Work to be completed –
Transcribe each record below word for word.

Stored items:
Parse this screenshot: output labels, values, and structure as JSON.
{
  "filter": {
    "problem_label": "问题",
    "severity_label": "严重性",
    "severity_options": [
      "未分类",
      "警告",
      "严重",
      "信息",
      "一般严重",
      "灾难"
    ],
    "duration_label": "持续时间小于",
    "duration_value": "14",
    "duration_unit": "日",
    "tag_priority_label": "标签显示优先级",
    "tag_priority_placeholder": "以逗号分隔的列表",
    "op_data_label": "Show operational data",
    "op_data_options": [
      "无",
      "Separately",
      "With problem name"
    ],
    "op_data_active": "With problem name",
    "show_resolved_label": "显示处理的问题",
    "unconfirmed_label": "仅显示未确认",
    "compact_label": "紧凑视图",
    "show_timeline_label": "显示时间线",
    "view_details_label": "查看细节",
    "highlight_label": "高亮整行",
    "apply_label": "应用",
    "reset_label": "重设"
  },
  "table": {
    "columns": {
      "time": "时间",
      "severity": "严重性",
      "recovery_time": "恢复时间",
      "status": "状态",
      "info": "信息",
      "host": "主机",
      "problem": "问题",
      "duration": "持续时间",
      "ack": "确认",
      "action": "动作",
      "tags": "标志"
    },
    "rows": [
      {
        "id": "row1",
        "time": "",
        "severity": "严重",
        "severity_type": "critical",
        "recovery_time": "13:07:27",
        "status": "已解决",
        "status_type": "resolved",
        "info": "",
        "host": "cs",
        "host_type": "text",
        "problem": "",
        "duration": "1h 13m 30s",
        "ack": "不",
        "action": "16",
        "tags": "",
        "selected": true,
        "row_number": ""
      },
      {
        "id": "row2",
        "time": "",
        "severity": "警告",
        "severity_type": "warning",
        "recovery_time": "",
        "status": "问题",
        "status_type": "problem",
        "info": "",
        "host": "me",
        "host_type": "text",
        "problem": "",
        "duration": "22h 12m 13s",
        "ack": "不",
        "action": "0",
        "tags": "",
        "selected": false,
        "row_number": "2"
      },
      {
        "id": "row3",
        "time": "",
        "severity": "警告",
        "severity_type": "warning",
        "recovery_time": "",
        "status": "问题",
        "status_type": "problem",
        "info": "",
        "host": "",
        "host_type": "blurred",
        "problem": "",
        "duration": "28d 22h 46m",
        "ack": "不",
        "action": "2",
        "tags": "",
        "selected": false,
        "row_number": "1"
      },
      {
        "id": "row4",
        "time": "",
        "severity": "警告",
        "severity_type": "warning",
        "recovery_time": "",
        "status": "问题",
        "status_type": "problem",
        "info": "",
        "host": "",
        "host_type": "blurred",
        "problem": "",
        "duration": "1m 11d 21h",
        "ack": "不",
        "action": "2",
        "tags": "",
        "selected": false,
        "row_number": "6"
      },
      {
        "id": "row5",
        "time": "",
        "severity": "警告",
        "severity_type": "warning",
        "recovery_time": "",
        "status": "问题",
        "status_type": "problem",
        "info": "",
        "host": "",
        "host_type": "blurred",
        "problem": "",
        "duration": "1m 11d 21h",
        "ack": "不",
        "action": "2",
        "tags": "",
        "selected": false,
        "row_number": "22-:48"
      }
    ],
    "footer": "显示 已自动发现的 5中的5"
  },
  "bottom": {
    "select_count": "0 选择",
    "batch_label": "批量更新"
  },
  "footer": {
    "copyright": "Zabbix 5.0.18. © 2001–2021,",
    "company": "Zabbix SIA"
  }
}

Problem solution –
Parse this screenshot: output labels, values, and structure as JSON.
{
  "filter": {
    "problem_label": "问题",
    "severity_label": "严重性",
    "severity_options": [
      "未分类",
      "警告",
      "严重",
      "信息",
      "一般严重",
      "灾难"
    ],
    "duration_label": "持续时间小于",
    "duration_value": "14",
    "duration_unit": "日",
    "tag_priority_label": "标签显示优先级",
    "tag_priority_placeholder": "以逗号分隔的列表",
    "op_data_label": "Show operational data",
    "op_data_options": [
      "无",
      "Separately",
      "With problem name"
    ],
    "op_data_active": "With problem name",
    "show_resolved_label": "显示处理的问题",
    "unconfirmed_label": "仅显示未确认",
    "compact_label": "紧凑视图",
    "show_timeline_label": "显示时间线",
    "view_details_label": "查看细节",
    "highlight_label": "高亮整行",
    "apply_label": "应用",
    "reset_label": "重设"
  },
  "table": {
    "columns": {
      "time": "时间",
      "severity": "严重性",
      "recovery_time": "恢复时间",
      "status": "状态",
      "info": "信息",
      "host": "主机",
      "problem": "问题",
      "duration": "持续时间",
      "ack": "确认",
      "action": "动作",
      "tags": "标志"
    },
    "rows": [
      {
        "id": "row1",
        "time": "",
        "severity": "严重",
        "severity_type": "critical",
        "recovery_time": "13:07:27",
        "status": "已解决",
        "status_type": "resolved",
        "info": "",
        "host": "cs",
        "host_type": "text",
        "problem": "",
        "duration": "1h 13m 30s",
        "ack": "不",
        "action": "16",
        "tags": "",
        "selected": true,
        "row_number": ""
      },
      {
        "id": "row2",
        "time": "",
        "severity": "警告",
        "severity_type": "warning",
        "recovery_time": "",
        "status": "问题",
        "status_type": "problem",
        "info": "",
        "host": "me",
        "host_type": "text",
        "problem": "",
        "duration": "22h 12m 13s",
        "ack": "不",
        "action": "0",
        "tags": "",
        "selected": false,
        "row_number": "2"
      },
      {
        "id": "row3",
        "time": "",
        "severity": "警告",
        "severity_type": "warning",
        "recovery_time": "",
        "status": "问题",
        "status_type": "problem",
        "info": "",
        "host": "",
        "host_type": "blurred",
        "problem": "",
        "duration": "28d 22h 46m",
        "ack": "不",
        "action": "2",
        "tags": "",
        "selected": false,
        "row_number": "1"
      },
      {
        "id": "row4",
        "time": "",
        "severity": "警告",
        "severity_type": "warning",
        "recovery_time": "",
        "status": "问题",
        "status_type": "problem",
        "info": "",
        "host": "",
        "host_type": "blurred",
        "problem": "",
        "duration": "1m 11d 21h",
        "ack": "不",
        "action": "2",
        "tags": "",
        "selected": false,
        "row_number": "6"
      },
      {
        "id": "row5",
        "time": "",
        "severity": "警告",
        "severity_type": "warning",
        "recovery_time": "",
        "status": "问题",
        "status_type": "problem",
        "info": "",
        "host": "",
        "host_type": "blurred",
        "problem": "",
        "duration": "1m 11d 21h",
        "ack": "不",
        "action": "2",
        "tags": "",
        "selected": false,
        "row_number": "22-:48"
      }
    ],
    "footer": "显示 已自动发现的 5中的5"
  },
  "bottom": {
    "select_count": "0 选择",
    "batch_label": "批量更新"
  },
  "footer": {
    "copyright": "Zabbix 5.0.18. © 2001–2021,",
    "company": "Zabbix SIA"
  }
}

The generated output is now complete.